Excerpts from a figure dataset

## start

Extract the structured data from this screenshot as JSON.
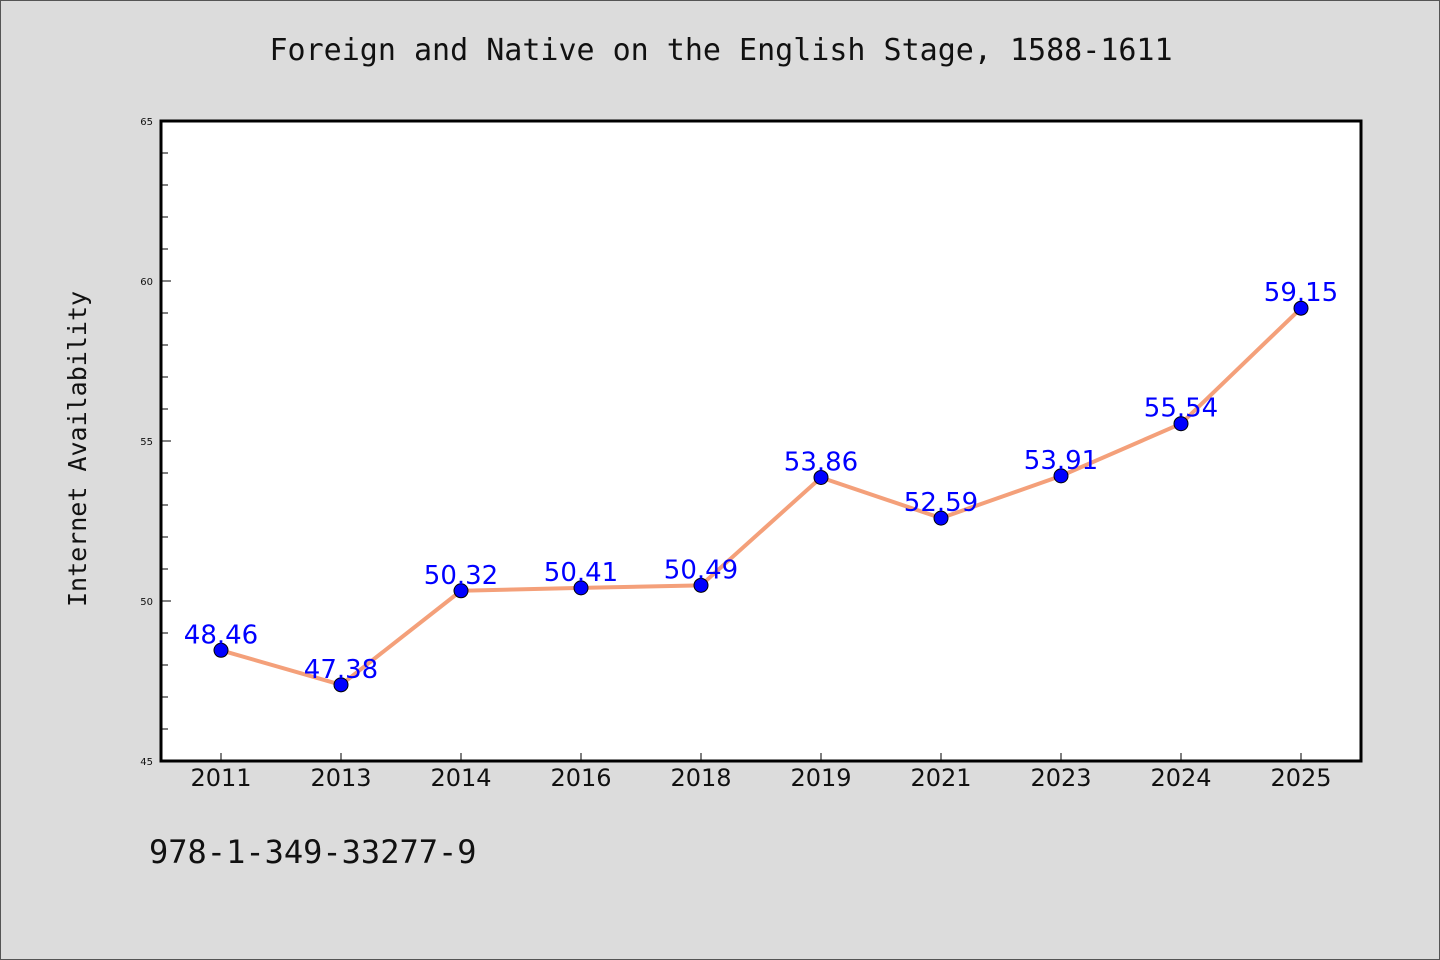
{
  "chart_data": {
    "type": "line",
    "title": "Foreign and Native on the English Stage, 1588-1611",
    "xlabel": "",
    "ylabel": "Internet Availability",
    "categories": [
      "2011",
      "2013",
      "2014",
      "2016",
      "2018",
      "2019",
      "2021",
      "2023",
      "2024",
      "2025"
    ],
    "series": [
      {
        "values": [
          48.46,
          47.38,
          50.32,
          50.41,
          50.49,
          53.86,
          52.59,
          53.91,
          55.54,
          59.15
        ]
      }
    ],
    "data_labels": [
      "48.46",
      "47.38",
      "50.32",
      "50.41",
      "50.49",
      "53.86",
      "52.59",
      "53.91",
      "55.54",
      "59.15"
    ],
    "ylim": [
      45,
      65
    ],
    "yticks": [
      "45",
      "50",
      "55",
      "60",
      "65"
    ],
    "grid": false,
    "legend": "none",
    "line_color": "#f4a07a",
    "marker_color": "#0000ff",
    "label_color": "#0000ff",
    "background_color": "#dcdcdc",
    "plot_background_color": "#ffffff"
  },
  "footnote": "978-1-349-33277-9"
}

## end

Set exercise: Set down every record once more, word for word, without pictures.

Exercise response:
Extract the structured data from this screenshot as JSON.
{
  "chart_data": {
    "type": "line",
    "title": "Foreign and Native on the English Stage, 1588-1611",
    "xlabel": "",
    "ylabel": "Internet Availability",
    "categories": [
      "2011",
      "2013",
      "2014",
      "2016",
      "2018",
      "2019",
      "2021",
      "2023",
      "2024",
      "2025"
    ],
    "series": [
      {
        "values": [
          48.46,
          47.38,
          50.32,
          50.41,
          50.49,
          53.86,
          52.59,
          53.91,
          55.54,
          59.15
        ]
      }
    ],
    "data_labels": [
      "48.46",
      "47.38",
      "50.32",
      "50.41",
      "50.49",
      "53.86",
      "52.59",
      "53.91",
      "55.54",
      "59.15"
    ],
    "ylim": [
      45,
      65
    ],
    "yticks": [
      "45",
      "50",
      "55",
      "60",
      "65"
    ],
    "grid": false,
    "legend": "none",
    "line_color": "#f4a07a",
    "marker_color": "#0000ff",
    "label_color": "#0000ff",
    "background_color": "#dcdcdc",
    "plot_background_color": "#ffffff"
  },
  "footnote": "978-1-349-33277-9"
}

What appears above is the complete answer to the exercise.